● GIVEN PROBLEM
Write out the records below word for word, please.

● THE RECORDS
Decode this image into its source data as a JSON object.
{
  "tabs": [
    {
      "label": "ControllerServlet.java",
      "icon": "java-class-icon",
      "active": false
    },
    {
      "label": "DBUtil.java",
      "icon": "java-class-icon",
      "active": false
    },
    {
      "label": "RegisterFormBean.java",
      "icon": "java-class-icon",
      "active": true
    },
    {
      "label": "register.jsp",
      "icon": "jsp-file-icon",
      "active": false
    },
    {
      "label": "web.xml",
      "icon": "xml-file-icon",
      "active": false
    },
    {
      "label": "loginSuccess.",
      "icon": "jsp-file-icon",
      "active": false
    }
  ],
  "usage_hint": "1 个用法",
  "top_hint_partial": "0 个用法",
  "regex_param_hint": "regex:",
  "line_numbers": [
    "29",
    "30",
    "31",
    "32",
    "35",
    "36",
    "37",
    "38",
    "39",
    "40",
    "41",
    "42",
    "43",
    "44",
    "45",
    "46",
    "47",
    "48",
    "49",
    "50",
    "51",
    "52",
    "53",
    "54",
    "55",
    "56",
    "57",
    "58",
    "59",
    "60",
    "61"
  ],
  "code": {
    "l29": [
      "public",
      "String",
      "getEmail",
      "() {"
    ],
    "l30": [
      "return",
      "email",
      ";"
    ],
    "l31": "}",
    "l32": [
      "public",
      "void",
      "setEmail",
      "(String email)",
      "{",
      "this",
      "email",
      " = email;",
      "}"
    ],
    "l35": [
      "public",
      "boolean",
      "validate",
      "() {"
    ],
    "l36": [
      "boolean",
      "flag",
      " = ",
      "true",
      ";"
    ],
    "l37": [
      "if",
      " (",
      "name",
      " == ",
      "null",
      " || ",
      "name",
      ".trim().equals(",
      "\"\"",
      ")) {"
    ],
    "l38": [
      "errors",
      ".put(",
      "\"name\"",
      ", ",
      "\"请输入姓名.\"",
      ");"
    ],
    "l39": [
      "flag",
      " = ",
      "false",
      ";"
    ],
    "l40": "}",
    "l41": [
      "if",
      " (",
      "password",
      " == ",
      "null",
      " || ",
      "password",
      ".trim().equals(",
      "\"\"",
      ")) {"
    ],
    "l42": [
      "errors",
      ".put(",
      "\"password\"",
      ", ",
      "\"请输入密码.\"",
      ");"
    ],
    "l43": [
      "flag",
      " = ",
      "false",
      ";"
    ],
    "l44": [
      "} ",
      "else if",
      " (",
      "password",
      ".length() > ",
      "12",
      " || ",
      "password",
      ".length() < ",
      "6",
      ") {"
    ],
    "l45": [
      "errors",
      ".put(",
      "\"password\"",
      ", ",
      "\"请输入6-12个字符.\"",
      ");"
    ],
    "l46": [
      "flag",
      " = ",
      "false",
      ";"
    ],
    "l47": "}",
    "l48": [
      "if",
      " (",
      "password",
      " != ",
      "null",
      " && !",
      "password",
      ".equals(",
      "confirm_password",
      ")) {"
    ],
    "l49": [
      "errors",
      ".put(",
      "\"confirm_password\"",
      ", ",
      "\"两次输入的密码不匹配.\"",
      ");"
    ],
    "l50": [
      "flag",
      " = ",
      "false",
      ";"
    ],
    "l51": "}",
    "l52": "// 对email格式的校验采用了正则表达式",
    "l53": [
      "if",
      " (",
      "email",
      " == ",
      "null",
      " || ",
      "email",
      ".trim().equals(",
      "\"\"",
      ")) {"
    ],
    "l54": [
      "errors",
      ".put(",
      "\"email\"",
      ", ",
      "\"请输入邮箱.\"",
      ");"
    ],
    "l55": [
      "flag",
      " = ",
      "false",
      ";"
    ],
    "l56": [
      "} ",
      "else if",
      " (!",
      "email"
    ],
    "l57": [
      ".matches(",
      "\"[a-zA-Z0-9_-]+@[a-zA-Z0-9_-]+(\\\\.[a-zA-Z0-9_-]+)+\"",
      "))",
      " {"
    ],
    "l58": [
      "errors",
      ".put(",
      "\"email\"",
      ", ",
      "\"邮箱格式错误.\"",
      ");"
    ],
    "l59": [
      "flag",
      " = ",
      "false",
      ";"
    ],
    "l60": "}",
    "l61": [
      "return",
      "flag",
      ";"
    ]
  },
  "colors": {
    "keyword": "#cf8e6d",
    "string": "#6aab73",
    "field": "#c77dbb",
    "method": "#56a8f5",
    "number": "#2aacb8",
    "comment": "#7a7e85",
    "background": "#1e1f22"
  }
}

● RESULT
Decode this image into its source data as a JSON object.
{
  "tabs": [
    {
      "label": "ControllerServlet.java",
      "icon": "java-class-icon",
      "active": false
    },
    {
      "label": "DBUtil.java",
      "icon": "java-class-icon",
      "active": false
    },
    {
      "label": "RegisterFormBean.java",
      "icon": "java-class-icon",
      "active": true
    },
    {
      "label": "register.jsp",
      "icon": "jsp-file-icon",
      "active": false
    },
    {
      "label": "web.xml",
      "icon": "xml-file-icon",
      "active": false
    },
    {
      "label": "loginSuccess.",
      "icon": "jsp-file-icon",
      "active": false
    }
  ],
  "usage_hint": "1 个用法",
  "top_hint_partial": "0 个用法",
  "regex_param_hint": "regex:",
  "line_numbers": [
    "29",
    "30",
    "31",
    "32",
    "35",
    "36",
    "37",
    "38",
    "39",
    "40",
    "41",
    "42",
    "43",
    "44",
    "45",
    "46",
    "47",
    "48",
    "49",
    "50",
    "51",
    "52",
    "53",
    "54",
    "55",
    "56",
    "57",
    "58",
    "59",
    "60",
    "61"
  ],
  "code": {
    "l29": [
      "public",
      "String",
      "getEmail",
      "() {"
    ],
    "l30": [
      "return",
      "email",
      ";"
    ],
    "l31": "}",
    "l32": [
      "public",
      "void",
      "setEmail",
      "(String email)",
      "{",
      "this",
      "email",
      " = email;",
      "}"
    ],
    "l35": [
      "public",
      "boolean",
      "validate",
      "() {"
    ],
    "l36": [
      "boolean",
      "flag",
      " = ",
      "true",
      ";"
    ],
    "l37": [
      "if",
      " (",
      "name",
      " == ",
      "null",
      " || ",
      "name",
      ".trim().equals(",
      "\"\"",
      ")) {"
    ],
    "l38": [
      "errors",
      ".put(",
      "\"name\"",
      ", ",
      "\"请输入姓名.\"",
      ");"
    ],
    "l39": [
      "flag",
      " = ",
      "false",
      ";"
    ],
    "l40": "}",
    "l41": [
      "if",
      " (",
      "password",
      " == ",
      "null",
      " || ",
      "password",
      ".trim().equals(",
      "\"\"",
      ")) {"
    ],
    "l42": [
      "errors",
      ".put(",
      "\"password\"",
      ", ",
      "\"请输入密码.\"",
      ");"
    ],
    "l43": [
      "flag",
      " = ",
      "false",
      ";"
    ],
    "l44": [
      "} ",
      "else if",
      " (",
      "password",
      ".length() > ",
      "12",
      " || ",
      "password",
      ".length() < ",
      "6",
      ") {"
    ],
    "l45": [
      "errors",
      ".put(",
      "\"password\"",
      ", ",
      "\"请输入6-12个字符.\"",
      ");"
    ],
    "l46": [
      "flag",
      " = ",
      "false",
      ";"
    ],
    "l47": "}",
    "l48": [
      "if",
      " (",
      "password",
      " != ",
      "null",
      " && !",
      "password",
      ".equals(",
      "confirm_password",
      ")) {"
    ],
    "l49": [
      "errors",
      ".put(",
      "\"confirm_password\"",
      ", ",
      "\"两次输入的密码不匹配.\"",
      ");"
    ],
    "l50": [
      "flag",
      " = ",
      "false",
      ";"
    ],
    "l51": "}",
    "l52": "// 对email格式的校验采用了正则表达式",
    "l53": [
      "if",
      " (",
      "email",
      " == ",
      "null",
      " || ",
      "email",
      ".trim().equals(",
      "\"\"",
      ")) {"
    ],
    "l54": [
      "errors",
      ".put(",
      "\"email\"",
      ", ",
      "\"请输入邮箱.\"",
      ");"
    ],
    "l55": [
      "flag",
      " = ",
      "false",
      ";"
    ],
    "l56": [
      "} ",
      "else if",
      " (!",
      "email"
    ],
    "l57": [
      ".matches(",
      "\"[a-zA-Z0-9_-]+@[a-zA-Z0-9_-]+(\\\\.[a-zA-Z0-9_-]+)+\"",
      "))",
      " {"
    ],
    "l58": [
      "errors",
      ".put(",
      "\"email\"",
      ", ",
      "\"邮箱格式错误.\"",
      ");"
    ],
    "l59": [
      "flag",
      " = ",
      "false",
      ";"
    ],
    "l60": "}",
    "l61": [
      "return",
      "flag",
      ";"
    ]
  },
  "colors": {
    "keyword": "#cf8e6d",
    "string": "#6aab73",
    "field": "#c77dbb",
    "method": "#56a8f5",
    "number": "#2aacb8",
    "comment": "#7a7e85",
    "background": "#1e1f22"
  }
}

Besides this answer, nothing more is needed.